**YOUR GOAL:** Transcribe the records that follow, preserving every word.

— Start GIVEN INFORMATION —

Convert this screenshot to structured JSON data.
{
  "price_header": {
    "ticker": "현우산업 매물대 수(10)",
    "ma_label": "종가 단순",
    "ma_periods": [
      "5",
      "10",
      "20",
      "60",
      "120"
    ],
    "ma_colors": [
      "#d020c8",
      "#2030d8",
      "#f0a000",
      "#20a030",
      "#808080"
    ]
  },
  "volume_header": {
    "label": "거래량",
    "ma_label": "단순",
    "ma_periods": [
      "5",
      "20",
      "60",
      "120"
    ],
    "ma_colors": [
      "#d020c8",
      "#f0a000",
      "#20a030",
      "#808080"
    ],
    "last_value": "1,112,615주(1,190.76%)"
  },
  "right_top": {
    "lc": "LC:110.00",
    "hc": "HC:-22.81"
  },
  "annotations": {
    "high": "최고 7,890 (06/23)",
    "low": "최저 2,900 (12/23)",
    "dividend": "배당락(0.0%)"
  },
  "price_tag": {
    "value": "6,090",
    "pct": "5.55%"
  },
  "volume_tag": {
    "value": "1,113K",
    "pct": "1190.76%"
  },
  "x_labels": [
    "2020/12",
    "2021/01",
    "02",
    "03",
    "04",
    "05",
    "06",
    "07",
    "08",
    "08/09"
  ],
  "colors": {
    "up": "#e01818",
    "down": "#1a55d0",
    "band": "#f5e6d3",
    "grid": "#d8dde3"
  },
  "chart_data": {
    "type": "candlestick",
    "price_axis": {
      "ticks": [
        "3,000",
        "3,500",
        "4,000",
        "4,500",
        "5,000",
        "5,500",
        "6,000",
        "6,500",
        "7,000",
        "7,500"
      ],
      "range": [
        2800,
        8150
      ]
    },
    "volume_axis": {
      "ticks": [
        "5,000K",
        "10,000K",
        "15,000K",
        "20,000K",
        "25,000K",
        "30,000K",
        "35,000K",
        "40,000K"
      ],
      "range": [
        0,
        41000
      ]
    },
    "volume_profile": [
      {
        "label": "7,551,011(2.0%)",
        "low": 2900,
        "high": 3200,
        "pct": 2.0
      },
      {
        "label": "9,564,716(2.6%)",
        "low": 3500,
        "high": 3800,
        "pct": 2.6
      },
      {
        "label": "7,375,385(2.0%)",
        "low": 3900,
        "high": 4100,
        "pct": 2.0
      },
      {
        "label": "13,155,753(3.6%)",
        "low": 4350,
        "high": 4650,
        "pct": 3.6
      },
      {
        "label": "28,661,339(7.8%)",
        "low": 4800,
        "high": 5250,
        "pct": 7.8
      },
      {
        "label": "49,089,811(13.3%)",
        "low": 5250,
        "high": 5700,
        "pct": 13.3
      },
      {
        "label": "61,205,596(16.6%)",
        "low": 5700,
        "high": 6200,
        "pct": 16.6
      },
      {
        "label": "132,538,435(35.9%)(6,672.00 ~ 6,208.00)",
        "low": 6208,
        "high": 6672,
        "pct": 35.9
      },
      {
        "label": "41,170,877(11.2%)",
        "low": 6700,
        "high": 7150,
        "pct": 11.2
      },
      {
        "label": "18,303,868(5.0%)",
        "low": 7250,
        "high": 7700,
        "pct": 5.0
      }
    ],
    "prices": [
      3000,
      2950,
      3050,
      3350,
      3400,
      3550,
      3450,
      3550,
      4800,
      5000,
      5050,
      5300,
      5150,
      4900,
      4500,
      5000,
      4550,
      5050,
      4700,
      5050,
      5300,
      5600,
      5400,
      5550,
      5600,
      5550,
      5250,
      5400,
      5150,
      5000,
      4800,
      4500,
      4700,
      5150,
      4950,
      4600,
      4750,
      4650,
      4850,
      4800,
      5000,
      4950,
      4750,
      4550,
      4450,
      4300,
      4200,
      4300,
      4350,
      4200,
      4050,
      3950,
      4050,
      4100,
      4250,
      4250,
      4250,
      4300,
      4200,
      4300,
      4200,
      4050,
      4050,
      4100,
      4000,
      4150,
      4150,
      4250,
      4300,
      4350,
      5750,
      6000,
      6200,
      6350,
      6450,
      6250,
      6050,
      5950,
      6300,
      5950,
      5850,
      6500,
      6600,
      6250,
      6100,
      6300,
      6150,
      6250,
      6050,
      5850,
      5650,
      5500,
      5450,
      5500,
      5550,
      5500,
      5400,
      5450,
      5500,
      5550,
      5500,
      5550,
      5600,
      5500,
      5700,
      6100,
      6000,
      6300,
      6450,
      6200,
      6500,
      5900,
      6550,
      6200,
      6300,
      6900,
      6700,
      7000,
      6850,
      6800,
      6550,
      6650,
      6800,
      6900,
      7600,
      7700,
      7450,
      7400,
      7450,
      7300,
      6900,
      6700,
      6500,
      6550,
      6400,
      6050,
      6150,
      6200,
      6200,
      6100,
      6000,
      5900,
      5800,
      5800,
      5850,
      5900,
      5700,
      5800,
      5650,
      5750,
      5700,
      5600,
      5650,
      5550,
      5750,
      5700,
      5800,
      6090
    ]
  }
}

— End GIVEN INFORMATION —

**RESPONSE FOR THIS EXERCISE:**
Convert this screenshot to structured JSON data.
{
  "price_header": {
    "ticker": "현우산업 매물대 수(10)",
    "ma_label": "종가 단순",
    "ma_periods": [
      "5",
      "10",
      "20",
      "60",
      "120"
    ],
    "ma_colors": [
      "#d020c8",
      "#2030d8",
      "#f0a000",
      "#20a030",
      "#808080"
    ]
  },
  "volume_header": {
    "label": "거래량",
    "ma_label": "단순",
    "ma_periods": [
      "5",
      "20",
      "60",
      "120"
    ],
    "ma_colors": [
      "#d020c8",
      "#f0a000",
      "#20a030",
      "#808080"
    ],
    "last_value": "1,112,615주(1,190.76%)"
  },
  "right_top": {
    "lc": "LC:110.00",
    "hc": "HC:-22.81"
  },
  "annotations": {
    "high": "최고 7,890 (06/23)",
    "low": "최저 2,900 (12/23)",
    "dividend": "배당락(0.0%)"
  },
  "price_tag": {
    "value": "6,090",
    "pct": "5.55%"
  },
  "volume_tag": {
    "value": "1,113K",
    "pct": "1190.76%"
  },
  "x_labels": [
    "2020/12",
    "2021/01",
    "02",
    "03",
    "04",
    "05",
    "06",
    "07",
    "08",
    "08/09"
  ],
  "colors": {
    "up": "#e01818",
    "down": "#1a55d0",
    "band": "#f5e6d3",
    "grid": "#d8dde3"
  },
  "chart_data": {
    "type": "candlestick",
    "price_axis": {
      "ticks": [
        "3,000",
        "3,500",
        "4,000",
        "4,500",
        "5,000",
        "5,500",
        "6,000",
        "6,500",
        "7,000",
        "7,500"
      ],
      "range": [
        2800,
        8150
      ]
    },
    "volume_axis": {
      "ticks": [
        "5,000K",
        "10,000K",
        "15,000K",
        "20,000K",
        "25,000K",
        "30,000K",
        "35,000K",
        "40,000K"
      ],
      "range": [
        0,
        41000
      ]
    },
    "volume_profile": [
      {
        "label": "7,551,011(2.0%)",
        "low": 2900,
        "high": 3200,
        "pct": 2.0
      },
      {
        "label": "9,564,716(2.6%)",
        "low": 3500,
        "high": 3800,
        "pct": 2.6
      },
      {
        "label": "7,375,385(2.0%)",
        "low": 3900,
        "high": 4100,
        "pct": 2.0
      },
      {
        "label": "13,155,753(3.6%)",
        "low": 4350,
        "high": 4650,
        "pct": 3.6
      },
      {
        "label": "28,661,339(7.8%)",
        "low": 4800,
        "high": 5250,
        "pct": 7.8
      },
      {
        "label": "49,089,811(13.3%)",
        "low": 5250,
        "high": 5700,
        "pct": 13.3
      },
      {
        "label": "61,205,596(16.6%)",
        "low": 5700,
        "high": 6200,
        "pct": 16.6
      },
      {
        "label": "132,538,435(35.9%)(6,672.00 ~ 6,208.00)",
        "low": 6208,
        "high": 6672,
        "pct": 35.9
      },
      {
        "label": "41,170,877(11.2%)",
        "low": 6700,
        "high": 7150,
        "pct": 11.2
      },
      {
        "label": "18,303,868(5.0%)",
        "low": 7250,
        "high": 7700,
        "pct": 5.0
      }
    ],
    "prices": [
      3000,
      2950,
      3050,
      3350,
      3400,
      3550,
      3450,
      3550,
      4800,
      5000,
      5050,
      5300,
      5150,
      4900,
      4500,
      5000,
      4550,
      5050,
      4700,
      5050,
      5300,
      5600,
      5400,
      5550,
      5600,
      5550,
      5250,
      5400,
      5150,
      5000,
      4800,
      4500,
      4700,
      5150,
      4950,
      4600,
      4750,
      4650,
      4850,
      4800,
      5000,
      4950,
      4750,
      4550,
      4450,
      4300,
      4200,
      4300,
      4350,
      4200,
      4050,
      3950,
      4050,
      4100,
      4250,
      4250,
      4250,
      4300,
      4200,
      4300,
      4200,
      4050,
      4050,
      4100,
      4000,
      4150,
      4150,
      4250,
      4300,
      4350,
      5750,
      6000,
      6200,
      6350,
      6450,
      6250,
      6050,
      5950,
      6300,
      5950,
      5850,
      6500,
      6600,
      6250,
      6100,
      6300,
      6150,
      6250,
      6050,
      5850,
      5650,
      5500,
      5450,
      5500,
      5550,
      5500,
      5400,
      5450,
      5500,
      5550,
      5500,
      5550,
      5600,
      5500,
      5700,
      6100,
      6000,
      6300,
      6450,
      6200,
      6500,
      5900,
      6550,
      6200,
      6300,
      6900,
      6700,
      7000,
      6850,
      6800,
      6550,
      6650,
      6800,
      6900,
      7600,
      7700,
      7450,
      7400,
      7450,
      7300,
      6900,
      6700,
      6500,
      6550,
      6400,
      6050,
      6150,
      6200,
      6200,
      6100,
      6000,
      5900,
      5800,
      5800,
      5850,
      5900,
      5700,
      5800,
      5650,
      5750,
      5700,
      5600,
      5650,
      5550,
      5750,
      5700,
      5800,
      6090
    ]
  }
}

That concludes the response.